[Start]

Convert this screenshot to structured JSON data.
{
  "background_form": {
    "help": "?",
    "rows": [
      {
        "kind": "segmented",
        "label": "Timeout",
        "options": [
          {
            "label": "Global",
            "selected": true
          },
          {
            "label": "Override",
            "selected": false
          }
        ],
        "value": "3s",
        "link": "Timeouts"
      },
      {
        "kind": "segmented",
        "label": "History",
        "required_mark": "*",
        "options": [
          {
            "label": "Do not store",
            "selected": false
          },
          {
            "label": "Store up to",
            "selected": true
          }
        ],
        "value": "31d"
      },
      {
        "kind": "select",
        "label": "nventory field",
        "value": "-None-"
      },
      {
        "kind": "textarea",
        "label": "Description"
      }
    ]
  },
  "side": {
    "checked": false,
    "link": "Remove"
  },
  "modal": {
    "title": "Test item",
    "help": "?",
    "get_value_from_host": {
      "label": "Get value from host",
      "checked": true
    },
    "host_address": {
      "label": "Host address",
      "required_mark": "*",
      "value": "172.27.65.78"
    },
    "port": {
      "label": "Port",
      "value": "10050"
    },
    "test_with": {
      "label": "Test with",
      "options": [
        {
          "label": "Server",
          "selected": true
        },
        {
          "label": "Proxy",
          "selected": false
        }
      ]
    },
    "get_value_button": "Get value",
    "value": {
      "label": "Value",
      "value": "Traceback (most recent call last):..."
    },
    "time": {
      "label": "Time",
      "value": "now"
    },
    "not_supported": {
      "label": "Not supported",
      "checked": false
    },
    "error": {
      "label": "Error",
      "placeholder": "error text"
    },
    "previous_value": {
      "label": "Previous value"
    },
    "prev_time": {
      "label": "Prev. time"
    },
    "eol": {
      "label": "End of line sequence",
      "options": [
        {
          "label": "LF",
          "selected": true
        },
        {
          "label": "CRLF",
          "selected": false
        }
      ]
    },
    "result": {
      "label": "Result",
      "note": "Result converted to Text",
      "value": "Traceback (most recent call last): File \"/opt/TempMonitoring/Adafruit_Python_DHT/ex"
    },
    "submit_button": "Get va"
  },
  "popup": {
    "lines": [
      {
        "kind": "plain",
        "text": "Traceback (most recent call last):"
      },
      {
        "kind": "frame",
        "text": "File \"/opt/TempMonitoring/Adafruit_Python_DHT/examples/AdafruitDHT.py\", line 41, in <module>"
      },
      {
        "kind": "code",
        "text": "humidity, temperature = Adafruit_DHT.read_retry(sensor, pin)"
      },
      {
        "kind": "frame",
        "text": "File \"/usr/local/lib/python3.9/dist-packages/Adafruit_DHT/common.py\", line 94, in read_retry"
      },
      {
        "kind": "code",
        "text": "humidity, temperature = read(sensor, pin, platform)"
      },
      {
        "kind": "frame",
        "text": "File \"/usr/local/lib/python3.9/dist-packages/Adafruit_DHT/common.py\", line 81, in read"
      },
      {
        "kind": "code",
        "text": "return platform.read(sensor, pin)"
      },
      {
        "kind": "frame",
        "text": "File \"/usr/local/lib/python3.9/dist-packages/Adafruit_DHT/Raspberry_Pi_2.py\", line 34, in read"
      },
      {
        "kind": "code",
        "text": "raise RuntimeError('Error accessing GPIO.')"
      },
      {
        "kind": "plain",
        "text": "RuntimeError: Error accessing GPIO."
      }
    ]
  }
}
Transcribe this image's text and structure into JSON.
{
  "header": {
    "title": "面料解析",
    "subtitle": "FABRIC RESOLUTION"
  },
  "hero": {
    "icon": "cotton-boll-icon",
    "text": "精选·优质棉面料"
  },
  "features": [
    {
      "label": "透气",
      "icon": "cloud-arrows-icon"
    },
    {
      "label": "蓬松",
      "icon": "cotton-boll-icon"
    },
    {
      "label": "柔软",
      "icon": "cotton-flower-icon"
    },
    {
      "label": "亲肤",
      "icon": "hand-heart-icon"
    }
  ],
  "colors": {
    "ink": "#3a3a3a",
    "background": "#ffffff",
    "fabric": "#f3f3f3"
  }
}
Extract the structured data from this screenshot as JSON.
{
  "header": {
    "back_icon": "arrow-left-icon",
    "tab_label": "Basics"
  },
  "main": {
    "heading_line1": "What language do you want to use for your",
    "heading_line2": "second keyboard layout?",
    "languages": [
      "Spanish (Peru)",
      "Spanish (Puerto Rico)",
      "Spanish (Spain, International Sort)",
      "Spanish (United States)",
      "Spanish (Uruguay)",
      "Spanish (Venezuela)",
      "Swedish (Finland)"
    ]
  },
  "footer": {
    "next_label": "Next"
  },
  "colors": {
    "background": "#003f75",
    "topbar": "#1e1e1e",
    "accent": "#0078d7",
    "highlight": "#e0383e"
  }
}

[End]

§ Directions for this task
Locate the string "GPIO" in the listing above and copy every line where it occurs.

§ Task solution
        "text": "raise RuntimeError('Error accessing GPIO.')"
        "text": "RuntimeError: Error accessing GPIO."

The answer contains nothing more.